PROBLEM DESCRIPTION
Write the records out again, keeping each line exactly as it is.

====

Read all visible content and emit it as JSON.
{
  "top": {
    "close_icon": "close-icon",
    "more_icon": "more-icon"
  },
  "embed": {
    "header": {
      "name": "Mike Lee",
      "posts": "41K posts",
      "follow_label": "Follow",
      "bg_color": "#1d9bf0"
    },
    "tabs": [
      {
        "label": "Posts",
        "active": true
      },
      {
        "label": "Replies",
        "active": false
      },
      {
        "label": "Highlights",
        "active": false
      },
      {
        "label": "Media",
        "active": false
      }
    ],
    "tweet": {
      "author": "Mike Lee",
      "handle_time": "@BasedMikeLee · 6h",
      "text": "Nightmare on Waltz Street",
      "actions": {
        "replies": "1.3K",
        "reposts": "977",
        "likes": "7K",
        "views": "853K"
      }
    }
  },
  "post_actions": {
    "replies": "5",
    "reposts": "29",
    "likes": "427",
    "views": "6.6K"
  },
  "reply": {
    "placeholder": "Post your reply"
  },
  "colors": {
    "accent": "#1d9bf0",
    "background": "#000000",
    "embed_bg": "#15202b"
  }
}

====

TASK ANSWER
Read all visible content and emit it as JSON.
{
  "top": {
    "close_icon": "close-icon",
    "more_icon": "more-icon"
  },
  "embed": {
    "header": {
      "name": "Mike Lee",
      "posts": "41K posts",
      "follow_label": "Follow",
      "bg_color": "#1d9bf0"
    },
    "tabs": [
      {
        "label": "Posts",
        "active": true
      },
      {
        "label": "Replies",
        "active": false
      },
      {
        "label": "Highlights",
        "active": false
      },
      {
        "label": "Media",
        "active": false
      }
    ],
    "tweet": {
      "author": "Mike Lee",
      "handle_time": "@BasedMikeLee · 6h",
      "text": "Nightmare on Waltz Street",
      "actions": {
        "replies": "1.3K",
        "reposts": "977",
        "likes": "7K",
        "views": "853K"
      }
    }
  },
  "post_actions": {
    "replies": "5",
    "reposts": "29",
    "likes": "427",
    "views": "6.6K"
  },
  "reply": {
    "placeholder": "Post your reply"
  },
  "colors": {
    "accent": "#1d9bf0",
    "background": "#000000",
    "embed_bg": "#15202b"
  }
}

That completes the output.